» Exercise details:
Isolate every line in the data with the string "Allah" and copy it.

>> start

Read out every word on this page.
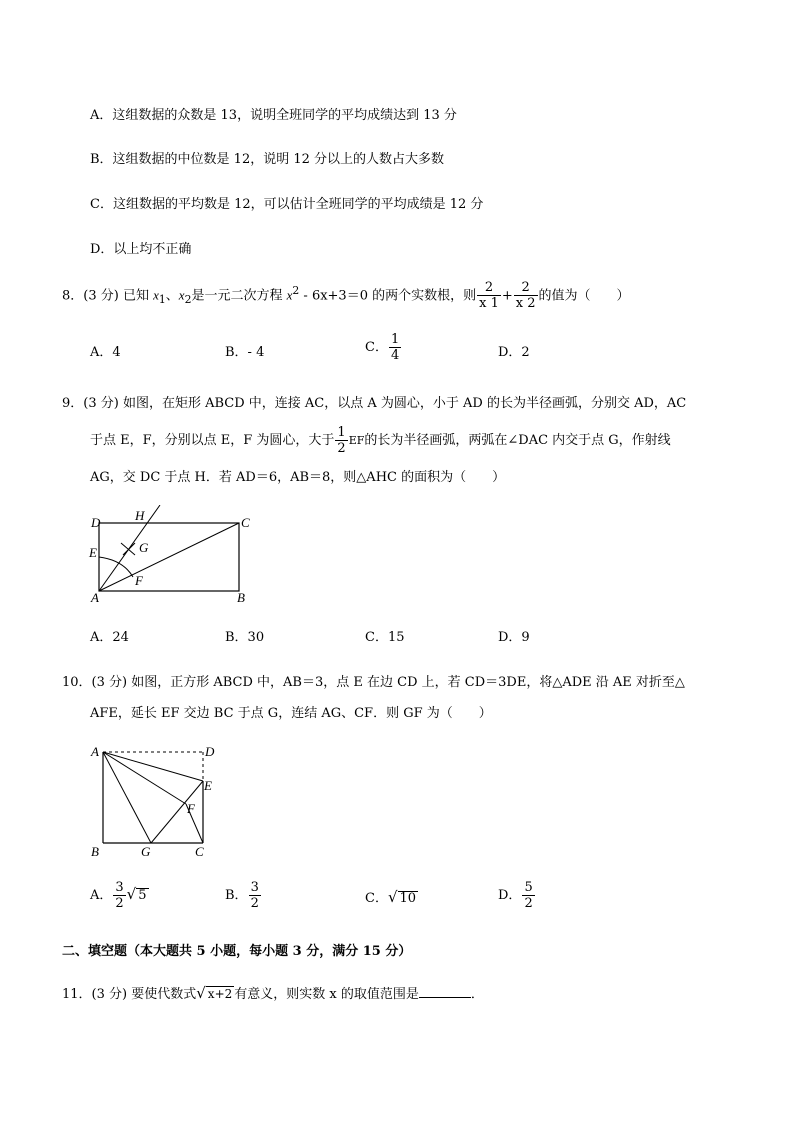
A．这组数据的众数是 13，说明全班同学的平均成绩达到 13 分
B．这组数据的中位数是 12，说明 12 分以上的人数占大多数
C．这组数据的平均数是 12，可以估计全班同学的平均成绩是 12 分
D．以上均不正确
8．(3 分) 已知 $x_1$、$x_2$是一元二次方程 $x^2 - 6x+3=0$ 的两个实数根，则 $\frac{2}{x 1} + \frac{2}{x 2}$ 的值为（　　）
A．4	B．- 4	C． $\frac{1}{4}$	D．2
9．(3 分) 如图，在矩形 ABCD 中，连接 AC，以点 A 为圆心，小于 AD 的长为半径画弧，分别交 AD，AC
于点 E，F，分别以点 E，F 为圆心，大于 $\frac{1}{2}$ EF的长为半径画弧，两弧在∠DAC 内交于点 G，作射线
AG，交 DC 于点 H．若 AD＝6，AB＝8，则△AHC 的面积为（　　）
D	H	C
E	G
F
A	B
A．24	B．30	C．15	D．9
10．(3 分) 如图，正方形 ABCD 中，AB＝3，点 E 在边 CD 上，若 CD＝3DE，将△ADE 沿 AE 对折至△
AFE，延长 EF 交边 BC 于点 G，连结 AG、CF．则 GF 为（　　）
A	D
E
F
B	G	C
A． $\frac{3}{2}$ √ 5	B． $\frac{3}{2}$	C．√ 10	D． $\frac{5}{2}$
二、填空题（本大题共 5 小题，每小题 3 分，满分 15 分）
11．(3 分) 要使代数式√ x+2 有意义，则实数 x 的取值范围是	．
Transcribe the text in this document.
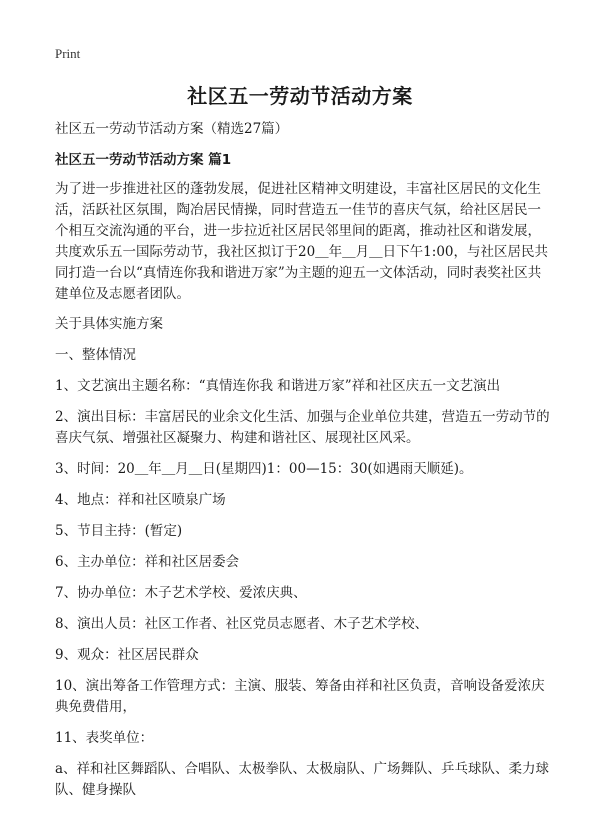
Print
社区五一劳动节活动方案

社区五一劳动节活动方案（精选27篇）

社区五一劳动节活动方案 篇1

为了进一步推进社区的蓬勃发展，促进社区精神文明建设，丰富社区居民的文化生活，活跃社区氛围，陶冶居民情操，同时营造五一佳节的喜庆气氛，给社区居民一个相互交流沟通的平台，进一步拉近社区居民邻里间的距离，推动社区和谐发展，共度欢乐五一国际劳动节，我社区拟订于20＿年＿月＿日下午1:00，与社区居民共同打造一台以“真情连你我和谐进万家”为主题的迎五一文体活动，同时表奖社区共建单位及志愿者团队。

关于具体实施方案

一、整体情况

1、文艺演出主题名称：“真情连你我 和谐进万家”祥和社区庆五一文艺演出

2、演出目标：丰富居民的业余文化生活、加强与企业单位共建，营造五一劳动节的喜庆气氛、增强社区凝聚力、构建和谐社区、展现社区风采。

3、时间：20＿年＿月＿日(星期四)1：00—15：30(如遇雨天顺延)。

4、地点：祥和社区喷泉广场

5、节目主持：(暂定)

6、主办单位：祥和社区居委会

7、协办单位：木子艺术学校、爱浓庆典、

8、演出人员：社区工作者、社区党员志愿者、木子艺术学校、

9、观众：社区居民群众

10、演出筹备工作管理方式：主演、服装、筹备由祥和社区负责，音响设备爱浓庆典免费借用，

11、表奖单位：

a、祥和社区舞蹈队、合唱队、太极拳队、太极扇队、广场舞队、乒乓球队、柔力球队、健身操队
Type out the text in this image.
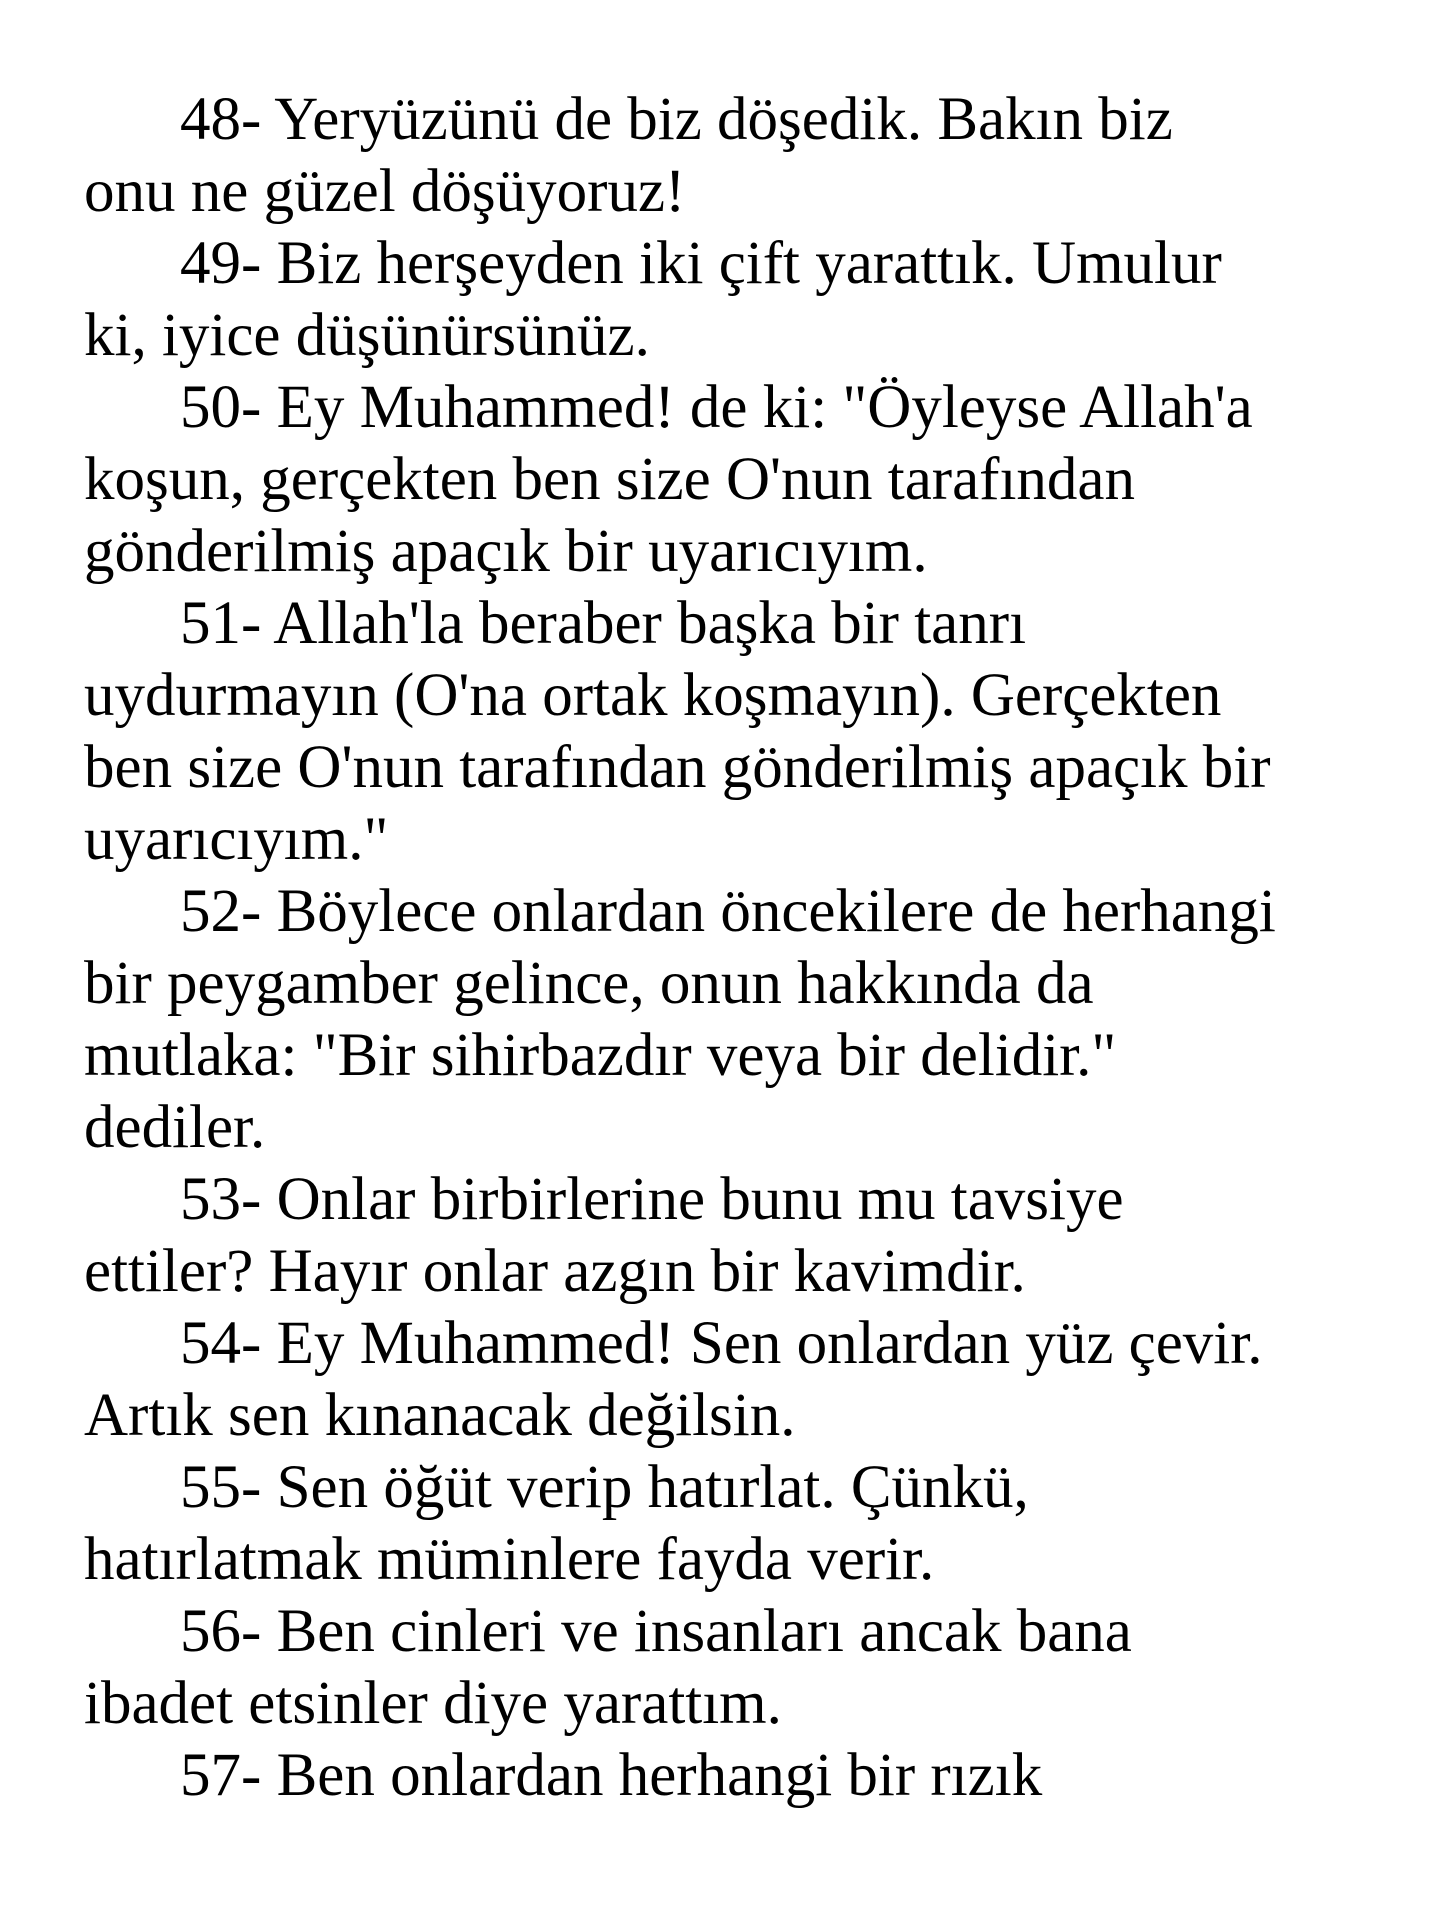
48- Yeryüzünü de biz döşedik. Bakın biz
onu ne güzel döşüyoruz!
49- Biz herşeyden iki çift yarattık. Umulur
ki, iyice düşünürsünüz.
50- Ey Muhammed! de ki: "Öyleyse Allah'a
koşun, gerçekten ben size O'nun tarafından
gönderilmiş apaçık bir uyarıcıyım.
51- Allah'la beraber başka bir tanrı
uydurmayın (O'na ortak koşmayın). Gerçekten
ben size O'nun tarafından gönderilmiş apaçık bir
uyarıcıyım."
52- Böylece onlardan öncekilere de herhangi
bir peygamber gelince, onun hakkında da
mutlaka: "Bir sihirbazdır veya bir delidir."
dediler.
53- Onlar birbirlerine bunu mu tavsiye
ettiler? Hayır onlar azgın bir kavimdir.
54- Ey Muhammed! Sen onlardan yüz çevir.
Artık sen kınanacak değilsin.
55- Sen öğüt verip hatırlat. Çünkü,
hatırlatmak müminlere fayda verir.
56- Ben cinleri ve insanları ancak bana
ibadet etsinler diye yarattım.
57- Ben onlardan herhangi bir rızık
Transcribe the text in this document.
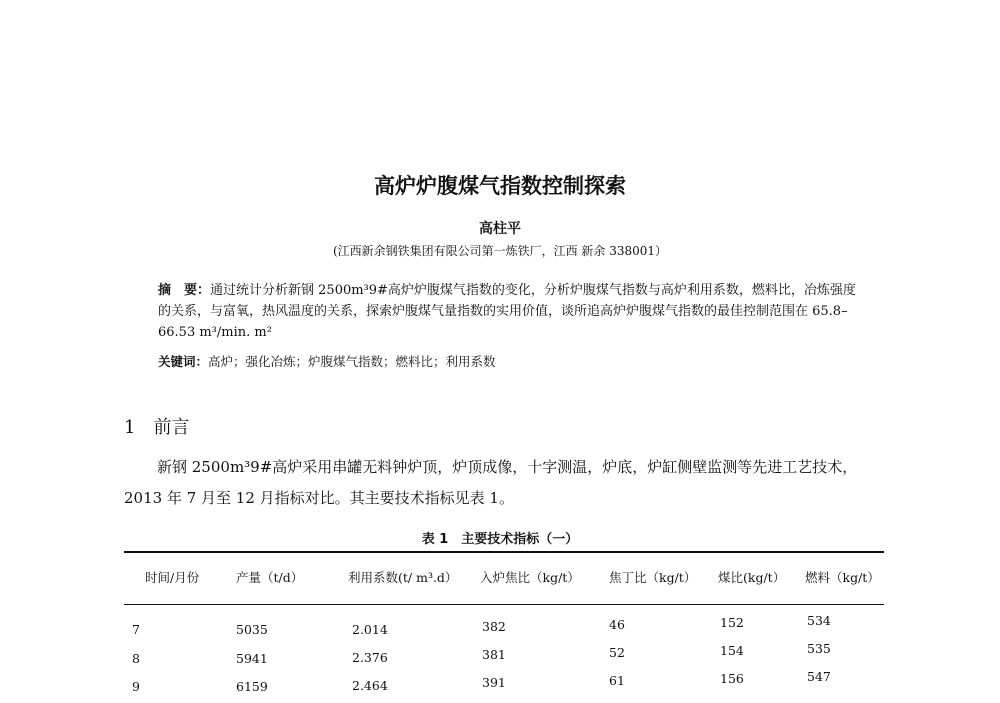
高炉炉腹煤气指数控制探索
高柱平
(江西新余钢铁集团有限公司第一炼铁厂，江西 新余 338001）
摘　要：通过统计分析新钢 2500m³9#高炉炉腹煤气指数的变化，分析炉腹煤气指数与高炉利用系数，燃料比，冶炼强度的关系，与富氧，热风温度的关系，探索炉腹煤气量指数的实用价值，谈所追高炉炉腹煤气指数的最佳控制范围在 65.8–66.53 m³/min. m²
关键词：高炉；强化冶炼；炉腹煤气指数；燃料比；利用系数
1　前言
新钢 2500m³9#高炉采用串罐无料钟炉顶，炉顶成像，十字测温，炉底，炉缸侧壁监测等先进工艺技术，2013 年 7 月至 12 月指标对比。其主要技术指标见表 1。
表 1　主要技术指标（一）
时间/月份	产量（t/d）	利用系数(t/ m³.d） 入炉焦比（kg/t） 焦丁比（kg/t） 煤比(kg/t） 燃料（kg/t）
7	5035	2.014	382	46	152	534
8	5941	2.376	381	52	154	535
9	6159	2.464	391	61	156	547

>> end

» Solution to the exercise:
50- Ey Muhammed! de ki: "Öyleyse Allah'a
51- Allah'la beraber başka bir tanrı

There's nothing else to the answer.